WHAT THE TASK ASKS - Read through the entries below and return each line with the word "olmak".

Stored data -
####

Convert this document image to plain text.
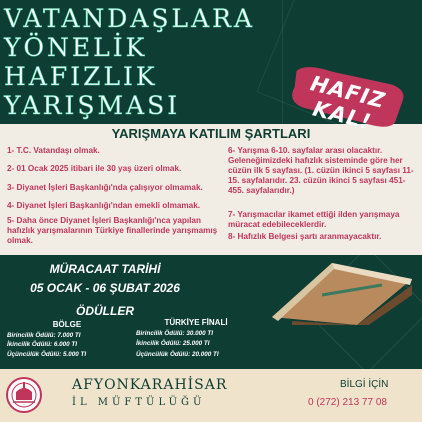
VATANDAŞLARA
YÖNELİK
HAFIZLIK
YARIŞMASI	HAFIZ KAL!
YARIŞMAYA KATILIM ŞARTLARI
1- T.C. Vatandaşı olmak.
2- 01 Ocak 2025 itibari ile 30 yaş üzeri olmak.
3- Diyanet İşleri Başkanlığı'nda çalışıyor olmamak.
4- Diyanet İşleri Başkanlığı'ndan emekli olmamak.
5- Daha önce Diyanet İşleri Başkanlığı'nca yapılan hafızlık yarışmalarının Türkiye finallerinde yarışmamış olmak.
6- Yarışma 6-10. sayfalar arası olacaktır. Geleneğimizdeki hafızlık sisteminde göre her cüzün ilk 5 sayfası. (1. cüzün ikinci 5 sayfası 11-15. sayfalarıdır. 23. cüzün ikinci 5 sayfası 451-455. sayfalarıdır.)
7- Yarışmacılar ikamet ettiği ilden yarışmaya müracat edebileceklerdir.
8- Hafızlık Belgesi şartı aranmayacaktır.
MÜRACAAT TARİHİ
05 OCAK - 06 ŞUBAT 2026
ÖDÜLLER
BÖLGE
Birincilik Ödülü: 7.000 TI
İkincilik Ödülü: 6.000 TI
Üçüncülük Ödülü: 5.000 TI
TÜRKİYE FİNALİ
Birincilik Ödülü: 30.000 TI
İkincilik Ödülü: 25.000 TI
Üçüncülük Ödülü: 20.000 TI
AFYONKARAHİSAR
İL MÜFTÜLÜĞÜ
BİLGİ İÇİN
0 (272) 213 77 08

####

THE OUTPUT -
1- T.C. Vatandaşı olmak.
2- 01 Ocak 2025 itibari ile 30 yaş üzeri olmak.
5- Daha önce Diyanet İşleri Başkanlığı'nca yapılan hafızlık yarışmalarının Türkiye finallerinde yarışmamış olmak.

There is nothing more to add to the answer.